--- The records ---

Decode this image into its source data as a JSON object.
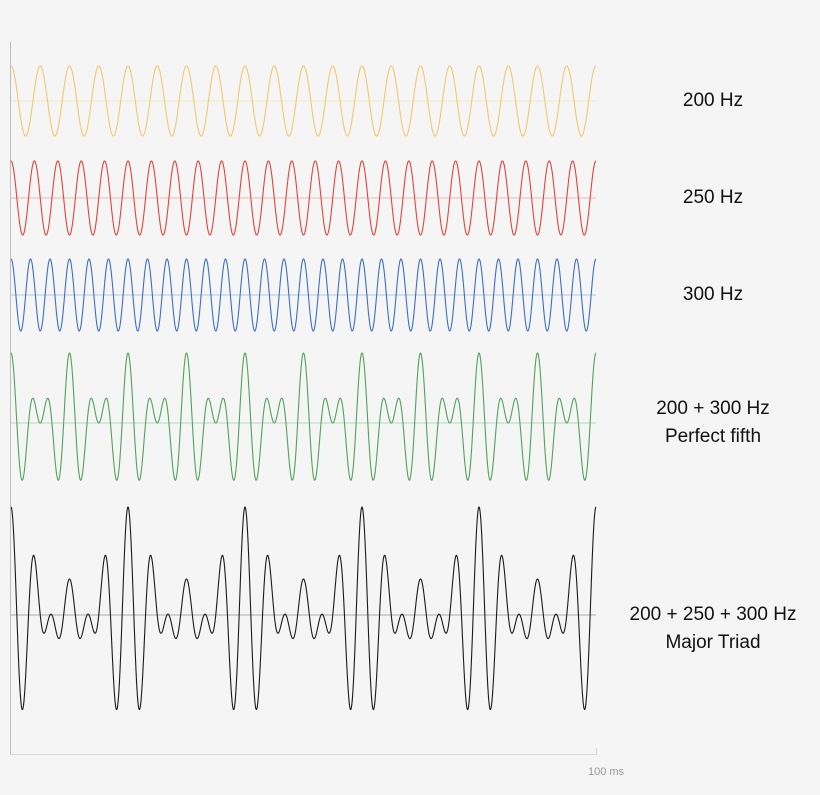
{
  "chart_data": {
    "type": "line",
    "title": "",
    "x_range_ms": [
      0,
      100
    ],
    "x_end_label": "100 ms",
    "xlabel": "",
    "ylabel": "",
    "grid": false,
    "series": [
      {
        "name": "200 Hz",
        "label_lines": [
          "200 Hz"
        ],
        "frequencies_hz": [
          200
        ],
        "color": "#f2c96d",
        "peak_amplitude": 1
      },
      {
        "name": "250 Hz",
        "label_lines": [
          "250 Hz"
        ],
        "frequencies_hz": [
          250
        ],
        "color": "#e0443e",
        "peak_amplitude": 1
      },
      {
        "name": "300 Hz",
        "label_lines": [
          "300 Hz"
        ],
        "frequencies_hz": [
          300
        ],
        "color": "#3a6fc4",
        "peak_amplitude": 1
      },
      {
        "name": "200 + 300 Hz",
        "label_lines": [
          "200 + 300 Hz",
          "Perfect fifth"
        ],
        "frequencies_hz": [
          200,
          300
        ],
        "color": "#4fa35a",
        "peak_amplitude": 2
      },
      {
        "name": "200 + 250 + 300 Hz",
        "label_lines": [
          "200 + 250 + 300 Hz",
          "Major Triad"
        ],
        "frequencies_hz": [
          200,
          250,
          300
        ],
        "color": "#1a1a1a",
        "peak_amplitude": 3
      }
    ]
  }
}
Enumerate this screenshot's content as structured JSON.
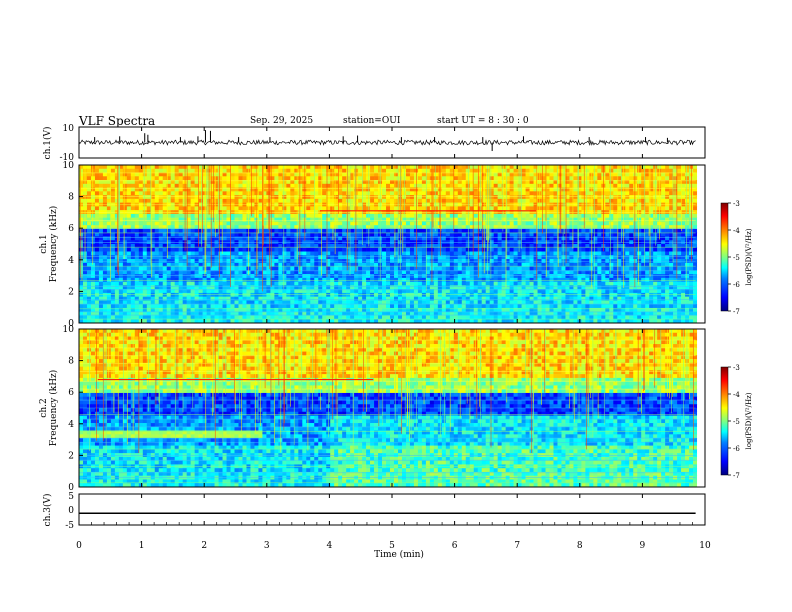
{
  "header": {
    "title": "VLF Spectra",
    "date": "Sep. 29, 2025",
    "station": "station=OUI",
    "start": "start  UT =   8  : 30 : 0"
  },
  "chart_data": [
    {
      "type": "line",
      "name": "ch1-waveform",
      "ylabel": "ch.1(V)",
      "ylim": [
        -10,
        10
      ],
      "yticks": [
        10,
        -10
      ],
      "xlim": [
        0,
        10
      ],
      "baseline": 0,
      "noise_amplitude": 1.5,
      "spikes": [
        {
          "x": 0.25,
          "y": 3.5
        },
        {
          "x": 0.65,
          "y": 4.0
        },
        {
          "x": 1.05,
          "y": 6.0
        },
        {
          "x": 1.1,
          "y": 5.0
        },
        {
          "x": 1.62,
          "y": 3.5
        },
        {
          "x": 1.9,
          "y": 4.0
        },
        {
          "x": 2.02,
          "y": 8.0
        },
        {
          "x": 2.1,
          "y": 7.5
        },
        {
          "x": 2.55,
          "y": 3.5
        },
        {
          "x": 3.05,
          "y": 3.5
        },
        {
          "x": 4.22,
          "y": 4.0
        },
        {
          "x": 4.45,
          "y": 4.5
        },
        {
          "x": 5.15,
          "y": 3.5
        },
        {
          "x": 5.68,
          "y": 3.5
        },
        {
          "x": 6.45,
          "y": 3.5
        },
        {
          "x": 6.6,
          "y": -5.5
        },
        {
          "x": 7.1,
          "y": 4.0
        },
        {
          "x": 8.15,
          "y": 3.5
        },
        {
          "x": 9.05,
          "y": 3.5
        },
        {
          "x": 9.4,
          "y": 3.0
        }
      ]
    },
    {
      "type": "heatmap",
      "name": "ch1-spectrogram",
      "ylabel": "ch.1\nFrequency (kHz)",
      "ylim": [
        0,
        10
      ],
      "yticks": [
        0,
        2,
        4,
        6,
        8,
        10
      ],
      "xlim": [
        0,
        10
      ],
      "colorbar": {
        "label": "log(PSD)(V²/Hz)",
        "ticks": [
          -3,
          -4,
          -5,
          -6,
          -7
        ],
        "range": [
          -7,
          -3
        ]
      },
      "lines_khz": [
        0.25,
        0.5,
        0.7,
        0.9,
        1.2,
        1.5,
        1.8,
        2.1,
        2.3,
        2.7,
        3.0,
        3.3,
        3.6,
        3.9,
        4.2,
        4.8,
        5.1,
        5.4,
        5.7,
        6.0,
        6.5,
        7.0,
        7.5,
        8.0,
        8.5,
        9.0,
        9.5
      ],
      "red_line": {
        "freq_khz": 7.1,
        "t_start": 3.85,
        "t_end": 7.3
      },
      "transition_min": null
    },
    {
      "type": "heatmap",
      "name": "ch2-spectrogram",
      "ylabel": "ch.2\nFrequency (kHz)",
      "ylim": [
        0,
        10
      ],
      "yticks": [
        0,
        2,
        4,
        6,
        8,
        10
      ],
      "xlim": [
        0,
        10
      ],
      "colorbar": {
        "label": "log(PSD)(V²/Hz)",
        "ticks": [
          -3,
          -4,
          -5,
          -6,
          -7
        ],
        "range": [
          -7,
          -3
        ]
      },
      "lines_khz": [
        0.3,
        0.6,
        0.9,
        1.3,
        1.7,
        2.0,
        2.4,
        2.8,
        3.1,
        3.5,
        3.8,
        4.3,
        4.6,
        5.0,
        5.5,
        6.2,
        6.7,
        7.3,
        7.8,
        8.3,
        8.8,
        9.3
      ],
      "red_line": {
        "freq_khz": 6.8,
        "t_start": 0.3,
        "t_end": 4.7
      },
      "band_khz": [
        3.0,
        3.5
      ],
      "band_end_min": 2.95,
      "transition_min": 4.0
    },
    {
      "type": "line",
      "name": "ch3-waveform",
      "ylabel": "ch.3(V)",
      "ylim": [
        -5,
        5
      ],
      "yticks": [
        5,
        0,
        -5
      ],
      "xlim": [
        0,
        10
      ],
      "value_v": -1.2,
      "data_end_min": 9.85
    }
  ],
  "x_axis": {
    "label": "Time (min)",
    "ticks": [
      0,
      1,
      2,
      3,
      4,
      5,
      6,
      7,
      8,
      9,
      10
    ]
  },
  "colors": {
    "cmap": [
      "#00007f",
      "#0000ff",
      "#0080ff",
      "#00ffff",
      "#80ff80",
      "#ffff00",
      "#ff8000",
      "#ff0000",
      "#7f0000"
    ],
    "axes": "#000000"
  }
}
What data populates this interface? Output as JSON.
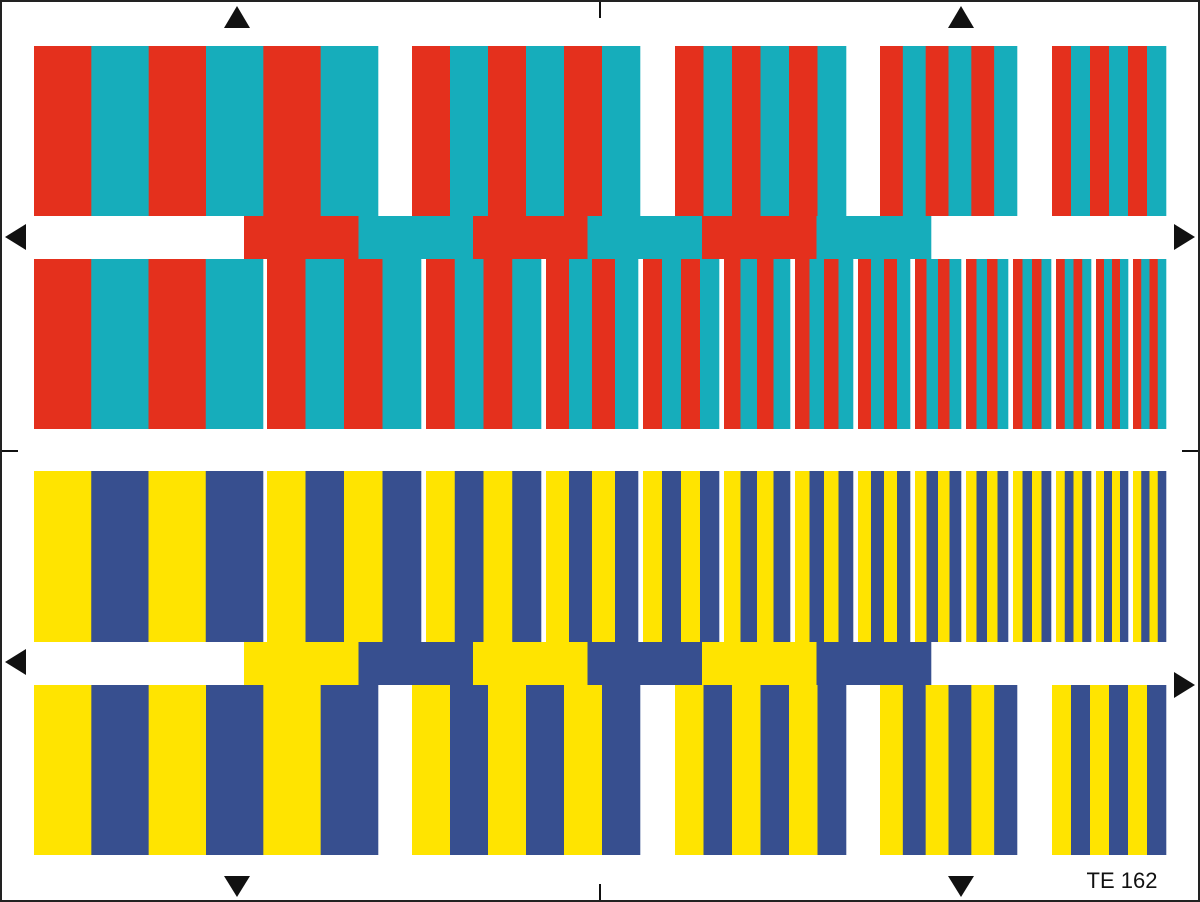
{
  "label": "TE 162"
}
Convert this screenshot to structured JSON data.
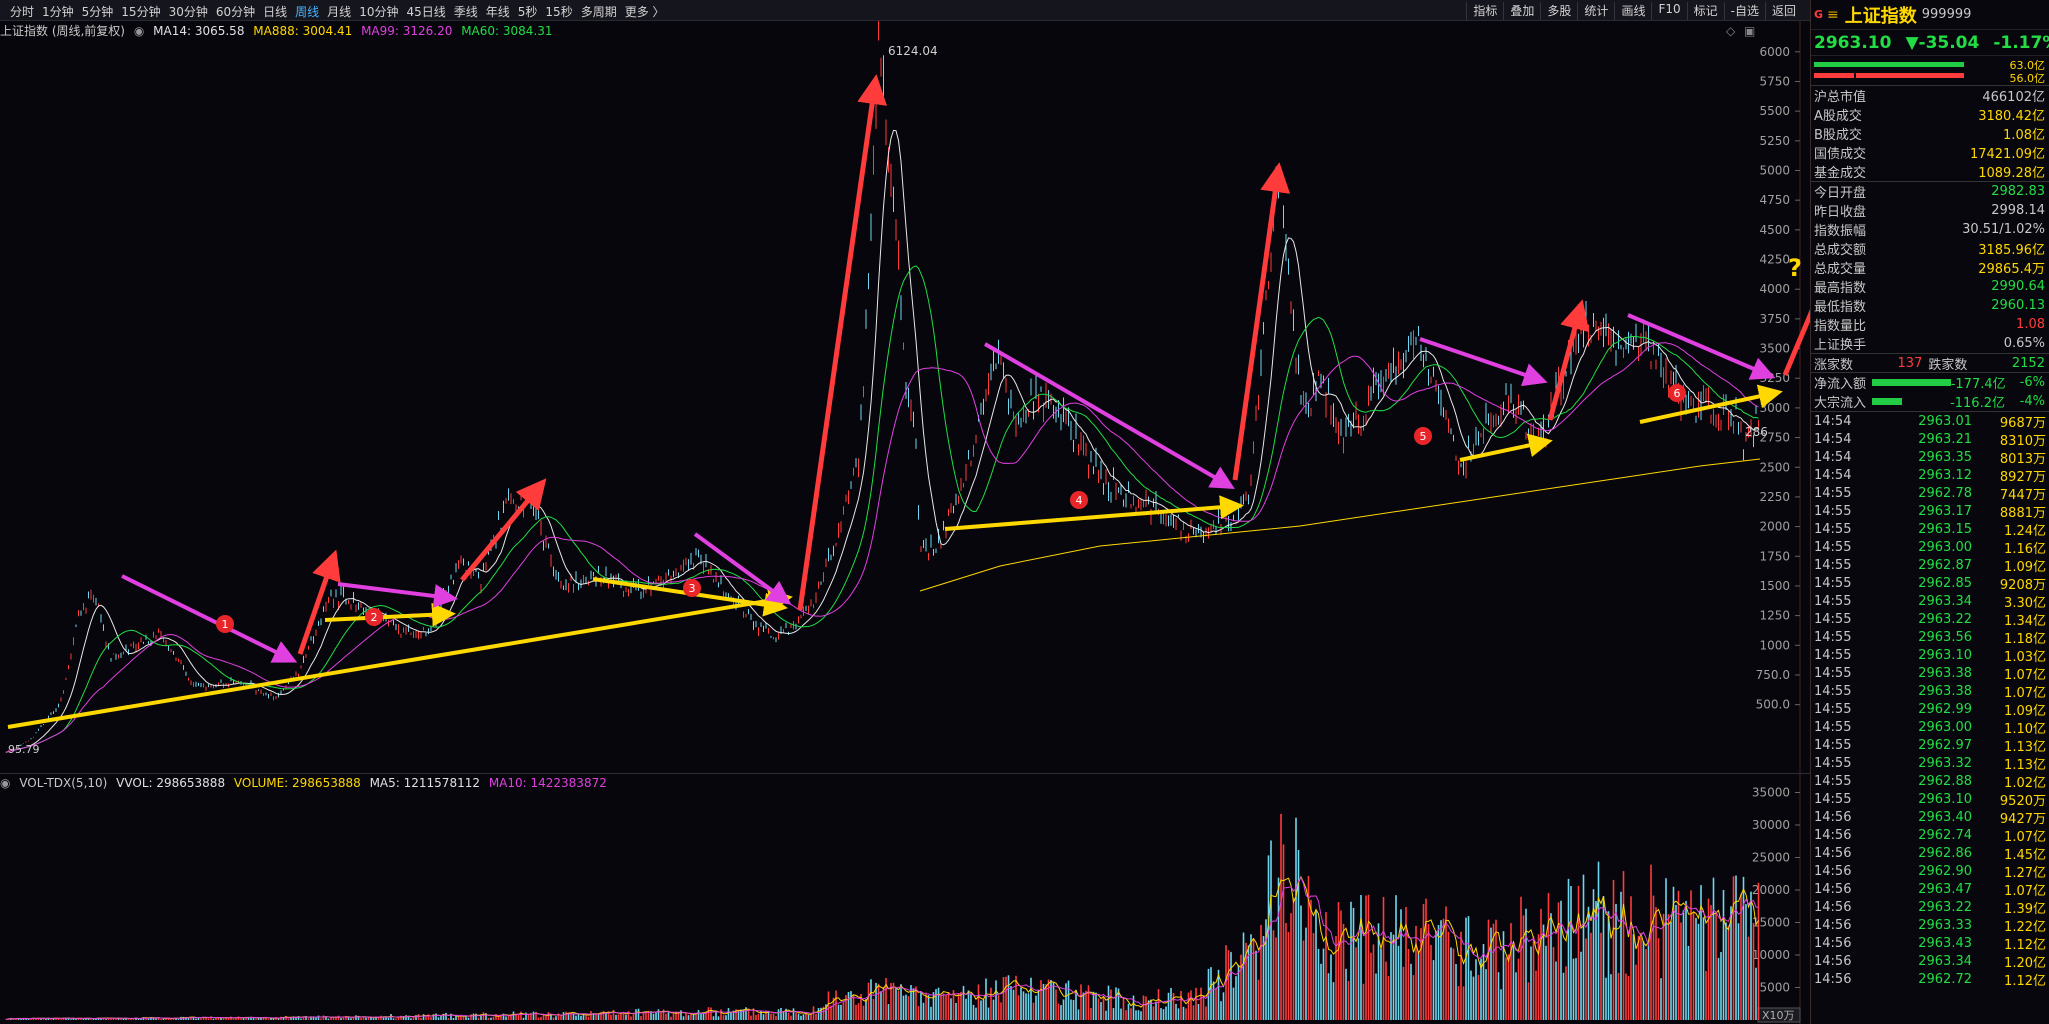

---

> _What is being asked_
Retype the listing exactly. Pictures do not belong in the copy.

> _Final result_
Decode this image into its source data as a JSON object.
{
  "chart_data": {
    "type": "line",
    "title": "",
    "x_range_ms": [
      0,
      100
    ],
    "x_end_label": "100 ms",
    "xlabel": "",
    "ylabel": "",
    "grid": false,
    "series": [
      {
        "name": "200 Hz",
        "label_lines": [
          "200 Hz"
        ],
        "frequencies_hz": [
          200
        ],
        "color": "#f2c96d",
        "peak_amplitude": 1
      },
      {
        "name": "250 Hz",
        "label_lines": [
          "250 Hz"
        ],
        "frequencies_hz": [
          250
        ],
        "color": "#e0443e",
        "peak_amplitude": 1
      },
      {
        "name": "300 Hz",
        "label_lines": [
          "300 Hz"
        ],
        "frequencies_hz": [
          300
        ],
        "color": "#3a6fc4",
        "peak_amplitude": 1
      },
      {
        "name": "200 + 300 Hz",
        "label_lines": [
          "200 + 300 Hz",
          "Perfect fifth"
        ],
        "frequencies_hz": [
          200,
          300
        ],
        "color": "#4fa35a",
        "peak_amplitude": 2
      },
      {
        "name": "200 + 250 + 300 Hz",
        "label_lines": [
          "200 + 250 + 300 Hz",
          "Major Triad"
        ],
        "frequencies_hz": [
          200,
          250,
          300
        ],
        "color": "#1a1a1a",
        "peak_amplitude": 3
      }
    ]
  }
}
Enumerate this screenshot's content as structured JSON.
{
  "header": {
    "title": "VLF Spectra",
    "date": "Sep. 29, 2025",
    "station": "station=OUI",
    "start": "start  UT =   8  : 30 : 0"
  },
  "chart_data": [
    {
      "type": "line",
      "name": "ch1-waveform",
      "ylabel": "ch.1(V)",
      "ylim": [
        -10,
        10
      ],
      "yticks": [
        10,
        -10
      ],
      "xlim": [
        0,
        10
      ],
      "baseline": 0,
      "noise_amplitude": 1.5,
      "spikes": [
        {
          "x": 0.25,
          "y": 3.5
        },
        {
          "x": 0.65,
          "y": 4.0
        },
        {
          "x": 1.05,
          "y": 6.0
        },
        {
          "x": 1.1,
          "y": 5.0
        },
        {
          "x": 1.62,
          "y": 3.5
        },
        {
          "x": 1.9,
          "y": 4.0
        },
        {
          "x": 2.02,
          "y": 8.0
        },
        {
          "x": 2.1,
          "y": 7.5
        },
        {
          "x": 2.55,
          "y": 3.5
        },
        {
          "x": 3.05,
          "y": 3.5
        },
        {
          "x": 4.22,
          "y": 4.0
        },
        {
          "x": 4.45,
          "y": 4.5
        },
        {
          "x": 5.15,
          "y": 3.5
        },
        {
          "x": 5.68,
          "y": 3.5
        },
        {
          "x": 6.45,
          "y": 3.5
        },
        {
          "x": 6.6,
          "y": -5.5
        },
        {
          "x": 7.1,
          "y": 4.0
        },
        {
          "x": 8.15,
          "y": 3.5
        },
        {
          "x": 9.05,
          "y": 3.5
        },
        {
          "x": 9.4,
          "y": 3.0
        }
      ]
    },
    {
      "type": "heatmap",
      "name": "ch1-spectrogram",
      "ylabel": "ch.1\nFrequency (kHz)",
      "ylim": [
        0,
        10
      ],
      "yticks": [
        0,
        2,
        4,
        6,
        8,
        10
      ],
      "xlim": [
        0,
        10
      ],
      "colorbar": {
        "label": "log(PSD)(V²/Hz)",
        "ticks": [
          -3,
          -4,
          -5,
          -6,
          -7
        ],
        "range": [
          -7,
          -3
        ]
      },
      "lines_khz": [
        0.25,
        0.5,
        0.7,
        0.9,
        1.2,
        1.5,
        1.8,
        2.1,
        2.3,
        2.7,
        3.0,
        3.3,
        3.6,
        3.9,
        4.2,
        4.8,
        5.1,
        5.4,
        5.7,
        6.0,
        6.5,
        7.0,
        7.5,
        8.0,
        8.5,
        9.0,
        9.5
      ],
      "red_line": {
        "freq_khz": 7.1,
        "t_start": 3.85,
        "t_end": 7.3
      },
      "transition_min": null
    },
    {
      "type": "heatmap",
      "name": "ch2-spectrogram",
      "ylabel": "ch.2\nFrequency (kHz)",
      "ylim": [
        0,
        10
      ],
      "yticks": [
        0,
        2,
        4,
        6,
        8,
        10
      ],
      "xlim": [
        0,
        10
      ],
      "colorbar": {
        "label": "log(PSD)(V²/Hz)",
        "ticks": [
          -3,
          -4,
          -5,
          -6,
          -7
        ],
        "range": [
          -7,
          -3
        ]
      },
      "lines_khz": [
        0.3,
        0.6,
        0.9,
        1.3,
        1.7,
        2.0,
        2.4,
        2.8,
        3.1,
        3.5,
        3.8,
        4.3,
        4.6,
        5.0,
        5.5,
        6.2,
        6.7,
        7.3,
        7.8,
        8.3,
        8.8,
        9.3
      ],
      "red_line": {
        "freq_khz": 6.8,
        "t_start": 0.3,
        "t_end": 4.7
      },
      "band_khz": [
        3.0,
        3.5
      ],
      "band_end_min": 2.95,
      "transition_min": 4.0
    },
    {
      "type": "line",
      "name": "ch3-waveform",
      "ylabel": "ch.3(V)",
      "ylim": [
        -5,
        5
      ],
      "yticks": [
        5,
        0,
        -5
      ],
      "xlim": [
        0,
        10
      ],
      "value_v": -1.2,
      "data_end_min": 9.85
    }
  ],
  "x_axis": {
    "label": "Time (min)",
    "ticks": [
      0,
      1,
      2,
      3,
      4,
      5,
      6,
      7,
      8,
      9,
      10
    ]
  },
  "colors": {
    "cmap": [
      "#00007f",
      "#0000ff",
      "#0080ff",
      "#00ffff",
      "#80ff80",
      "#ffff00",
      "#ff8000",
      "#ff0000",
      "#7f0000"
    ],
    "axes": "#000000"
  }
}
What data populates this interface? Output as JSON.
{
  "label": "TE 162"
}
Convert this screenshot to structured JSON data.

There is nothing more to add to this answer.